:: MATERIAL ::
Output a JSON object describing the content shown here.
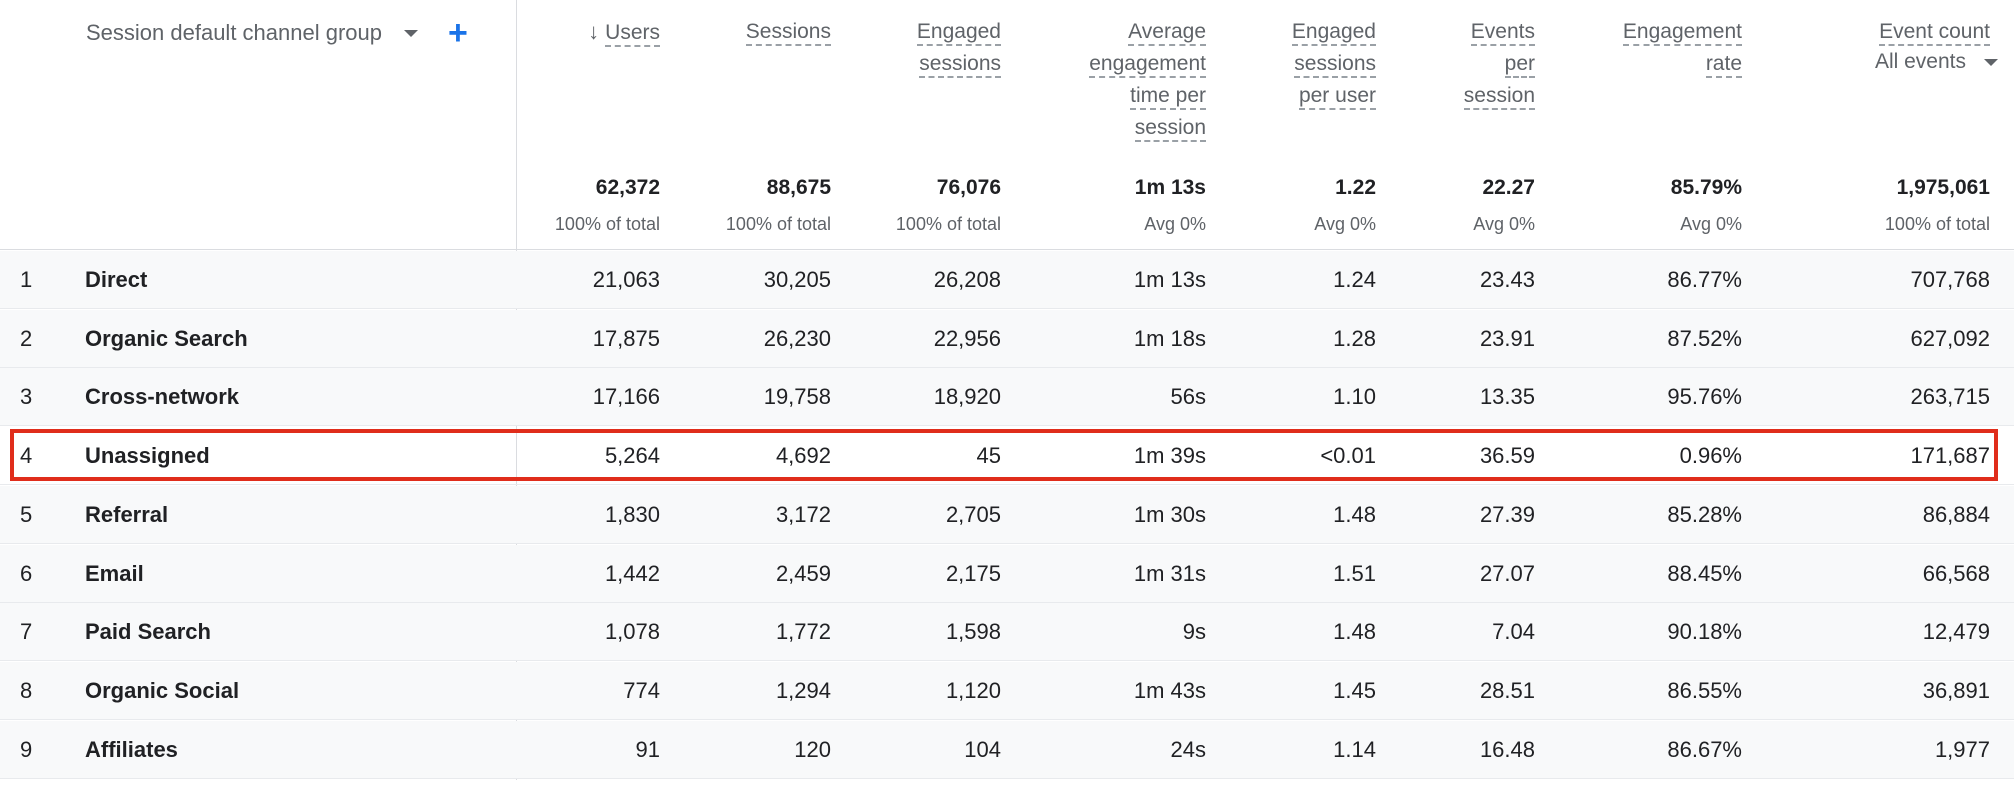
{
  "header": {
    "dimension_label": "Session default channel group",
    "sort_arrow": "↓",
    "add_symbol": "+",
    "columns": [
      {
        "key": "users",
        "lines": [
          "Users"
        ],
        "total": "62,372",
        "total_sub": "100% of total"
      },
      {
        "key": "sessions",
        "lines": [
          "Sessions"
        ],
        "total": "88,675",
        "total_sub": "100% of total"
      },
      {
        "key": "engaged_sessions",
        "lines": [
          "Engaged",
          "sessions"
        ],
        "total": "76,076",
        "total_sub": "100% of total"
      },
      {
        "key": "avg_engagement_time",
        "lines": [
          "Average",
          "engagement",
          "time per",
          "session"
        ],
        "total": "1m 13s",
        "total_sub": "Avg 0%"
      },
      {
        "key": "engaged_per_user",
        "lines": [
          "Engaged",
          "sessions",
          "per user"
        ],
        "total": "1.22",
        "total_sub": "Avg 0%"
      },
      {
        "key": "events_per_session",
        "lines": [
          "Events",
          "per",
          "session"
        ],
        "total": "22.27",
        "total_sub": "Avg 0%"
      },
      {
        "key": "engagement_rate",
        "lines": [
          "Engagement",
          "rate"
        ],
        "total": "85.79%",
        "total_sub": "Avg 0%"
      },
      {
        "key": "event_count",
        "lines": [
          "Event count"
        ],
        "total": "1,975,061",
        "total_sub": "100% of total",
        "selector": "All events"
      }
    ]
  },
  "rows": [
    {
      "rank": "1",
      "channel": "Direct",
      "values": [
        "21,063",
        "30,205",
        "26,208",
        "1m 13s",
        "1.24",
        "23.43",
        "86.77%",
        "707,768"
      ]
    },
    {
      "rank": "2",
      "channel": "Organic Search",
      "values": [
        "17,875",
        "26,230",
        "22,956",
        "1m 18s",
        "1.28",
        "23.91",
        "87.52%",
        "627,092"
      ]
    },
    {
      "rank": "3",
      "channel": "Cross-network",
      "values": [
        "17,166",
        "19,758",
        "18,920",
        "56s",
        "1.10",
        "13.35",
        "95.76%",
        "263,715"
      ]
    },
    {
      "rank": "4",
      "channel": "Unassigned",
      "values": [
        "5,264",
        "4,692",
        "45",
        "1m 39s",
        "<0.01",
        "36.59",
        "0.96%",
        "171,687"
      ]
    },
    {
      "rank": "5",
      "channel": "Referral",
      "values": [
        "1,830",
        "3,172",
        "2,705",
        "1m 30s",
        "1.48",
        "27.39",
        "85.28%",
        "86,884"
      ]
    },
    {
      "rank": "6",
      "channel": "Email",
      "values": [
        "1,442",
        "2,459",
        "2,175",
        "1m 31s",
        "1.51",
        "27.07",
        "88.45%",
        "66,568"
      ]
    },
    {
      "rank": "7",
      "channel": "Paid Search",
      "values": [
        "1,078",
        "1,772",
        "1,598",
        "9s",
        "1.48",
        "7.04",
        "90.18%",
        "12,479"
      ]
    },
    {
      "rank": "8",
      "channel": "Organic Social",
      "values": [
        "774",
        "1,294",
        "1,120",
        "1m 43s",
        "1.45",
        "28.51",
        "86.55%",
        "36,891"
      ]
    },
    {
      "rank": "9",
      "channel": "Affiliates",
      "values": [
        "91",
        "120",
        "104",
        "24s",
        "1.14",
        "16.48",
        "86.67%",
        "1,977"
      ]
    }
  ],
  "highlight_color": "#e02d1b",
  "accent_color": "#1a73e8"
}
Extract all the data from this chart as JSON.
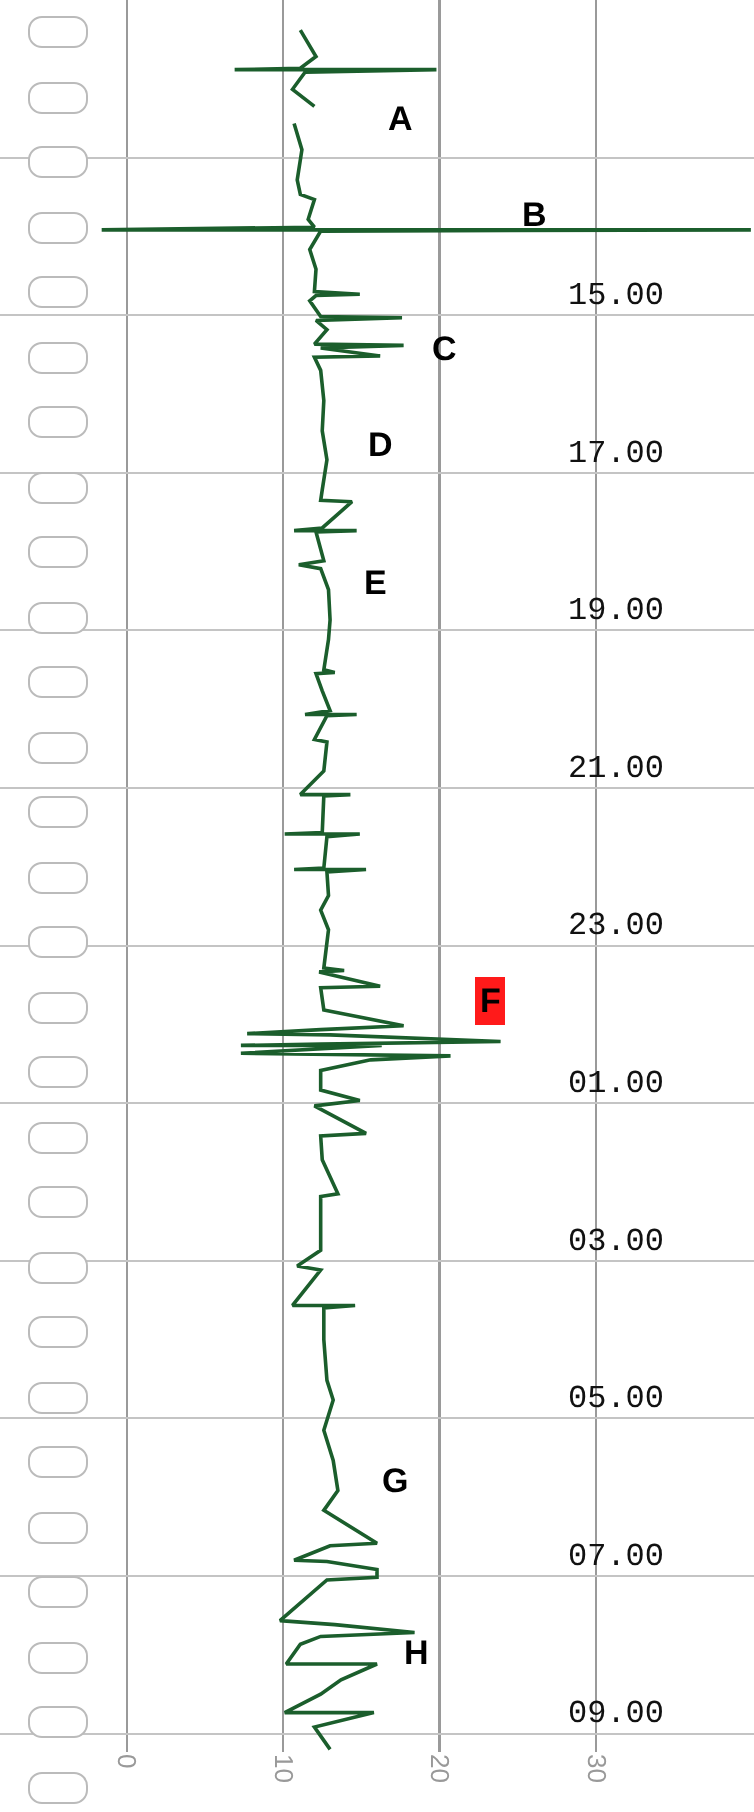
{
  "chart_data": {
    "type": "line",
    "orientation": "horizontal",
    "x": [
      "--01-01T11:23",
      "--01-01T11:43",
      "--01-01T11:52",
      "--01-01T11:53",
      "--01-01T11:53",
      "--01-01T11:55",
      "--01-01T12:08",
      "--01-01T12:21",
      "--01-01T12:30",
      "--01-01T12:34",
      "--01-01T12:54",
      "--01-01T13:17",
      "--01-01T13:28",
      "--01-01T13:32",
      "--01-01T13:47",
      "--01-01T13:53",
      "--01-01T13:55",
      "--01-01T13:55",
      "--01-01T13:56",
      "--01-01T14:10",
      "--01-01T14:25",
      "--01-01T14:42",
      "--01-01T14:44",
      "--01-01T14:45",
      "--01-01T14:49",
      "--01-01T15:01",
      "--01-01T15:02",
      "--01-01T15:04",
      "--01-01T15:11",
      "--01-01T15:22",
      "--01-01T15:23",
      "--01-01T15:25",
      "--01-01T15:31",
      "--01-01T15:32",
      "--01-01T15:42",
      "--01-01T16:05",
      "--01-01T16:28",
      "--01-01T16:50",
      "--01-01T17:13",
      "--01-01T17:21",
      "--01-01T17:22",
      "--01-01T17:42",
      "--01-01T17:44",
      "--01-01T17:44",
      "--01-01T17:45",
      "--01-01T18:07",
      "--01-01T18:10",
      "--01-01T18:13",
      "--01-01T18:29",
      "--01-01T18:52",
      "--01-01T19:07",
      "--01-01T19:30",
      "--01-01T19:32",
      "--01-01T19:33",
      "--01-01T19:46",
      "--01-01T20:01",
      "--01-01T20:04",
      "--01-01T20:04",
      "--01-01T20:05",
      "--01-01T20:23",
      "--01-01T20:25",
      "--01-01T20:47",
      "--01-01T21:05",
      "--01-01T21:05",
      "--01-01T21:06",
      "--01-01T21:34",
      "--01-01T21:35",
      "--01-01T21:35",
      "--01-01T21:37",
      "--01-01T22:01",
      "--01-01T22:02",
      "--01-01T22:02",
      "--01-01T22:04",
      "--01-01T22:22",
      "--01-01T22:33",
      "--01-01T22:48",
      "--01-01T23:17",
      "--01-01T23:19",
      "--01-01T23:20",
      "--01-01T23:31",
      "--01-01T23:32",
      "--01-01T23:49",
      "--01-02T00:01",
      "--01-02T00:04",
      "--01-02T00:07",
      "--01-02T00:08",
      "--01-02T00:13",
      "--01-02T00:15",
      "--01-02T00:16",
      "--01-02T00:16",
      "--01-02T00:22",
      "--01-02T00:24",
      "--01-02T00:27",
      "--01-02T00:35",
      "--01-02T00:50",
      "--01-02T00:58",
      "--01-02T01:02",
      "--01-02T01:23",
      "--01-02T01:25",
      "--01-02T01:43",
      "--01-02T02:09",
      "--01-02T02:11",
      "--01-02T02:29",
      "--01-02T02:52",
      "--01-02T03:04",
      "--01-02T03:07",
      "--01-02T03:34",
      "--01-02T03:34",
      "--01-02T03:36",
      "--01-02T04:00",
      "--01-02T04:31",
      "--01-02T04:46",
      "--01-02T05:09",
      "--01-02T05:32",
      "--01-02T05:55",
      "--01-02T06:10",
      "--01-02T06:35",
      "--01-02T06:37",
      "--01-02T06:48",
      "--01-02T06:49",
      "--01-02T06:55",
      "--01-02T07:01",
      "--01-02T07:03",
      "--01-02T07:34",
      "--01-02T07:37",
      "--01-02T07:43",
      "--01-02T07:46",
      "--01-02T07:52",
      "--01-02T08:07",
      "--01-02T08:07",
      "--01-02T08:19",
      "--01-02T08:30",
      "--01-02T08:44",
      "--01-02T08:44",
      "--01-02T08:55",
      "--01-02T09:12"
    ],
    "series": [
      {
        "color": "#1b5e2c",
        "values": [
          11.1,
          12.1,
          11.1,
          6.9,
          19.8,
          11.4,
          10.6,
          12.0,
          null,
          10.7,
          11.2,
          10.9,
          11.1,
          12.0,
          11.6,
          12.0,
          -1.6,
          39.9,
          12.4,
          11.7,
          12.1,
          12.0,
          14.9,
          12.1,
          11.7,
          12.4,
          17.6,
          12.1,
          12.8,
          12.0,
          17.7,
          12.4,
          16.2,
          12.0,
          12.4,
          12.6,
          12.5,
          12.8,
          12.5,
          12.4,
          14.4,
          12.5,
          10.7,
          14.7,
          12.1,
          12.6,
          11.0,
          12.4,
          12.9,
          13.0,
          12.9,
          12.6,
          13.3,
          12.1,
          12.5,
          13.0,
          11.4,
          14.7,
          12.8,
          12.0,
          12.8,
          12.6,
          11.1,
          14.3,
          12.6,
          12.5,
          10.1,
          14.9,
          12.8,
          12.6,
          10.7,
          15.3,
          12.8,
          12.9,
          12.4,
          12.9,
          12.6,
          13.9,
          12.3,
          16.2,
          12.4,
          12.6,
          17.7,
          12.4,
          7.7,
          13.0,
          23.9,
          12.4,
          7.3,
          16.3,
          7.3,
          20.7,
          15.6,
          12.4,
          12.4,
          14.9,
          12.0,
          15.3,
          12.4,
          12.5,
          13.5,
          12.4,
          12.4,
          12.4,
          10.9,
          12.4,
          10.6,
          14.6,
          12.6,
          12.6,
          12.8,
          13.2,
          12.6,
          13.2,
          13.5,
          12.6,
          16.0,
          13.0,
          10.7,
          12.8,
          16.0,
          16.0,
          12.8,
          9.8,
          13.3,
          18.4,
          12.4,
          11.1,
          10.2,
          16.0,
          13.7,
          12.4,
          10.1,
          15.8,
          12.0,
          13.0
        ]
      }
    ],
    "xlim": [
      -8.1,
      40.1
    ],
    "xticks": [
      0,
      10,
      20,
      30
    ],
    "ylim": [
      "--01-02T09:14",
      "--01-01T11:00"
    ],
    "yticks": [
      {
        "value": "--01-01T13:00",
        "label": null
      },
      {
        "value": "--01-01T15:00",
        "label": "15.00"
      },
      {
        "value": "--01-01T17:00",
        "label": "17.00"
      },
      {
        "value": "--01-01T19:00",
        "label": "19.00"
      },
      {
        "value": "--01-01T21:00",
        "label": "21.00"
      },
      {
        "value": "--01-01T23:00",
        "label": "23.00"
      },
      {
        "value": "--01-02T01:00",
        "label": "01.00"
      },
      {
        "value": "--01-02T03:00",
        "label": "03.00"
      },
      {
        "value": "--01-02T05:00",
        "label": "05.00"
      },
      {
        "value": "--01-02T07:00",
        "label": "07.00"
      },
      {
        "value": "--01-02T09:00",
        "label": "09.00"
      }
    ],
    "grid": true,
    "annotations": [
      "A",
      "B",
      "C",
      "D",
      "E",
      "F",
      "G",
      "H"
    ]
  }
}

:: WHAT TO PRODUCE ::
Find the lines with the string "Search" and reproduce them.

:: WRITTEN SOLUTION ::
      "channel": "Organic Search",
      "channel": "Paid Search",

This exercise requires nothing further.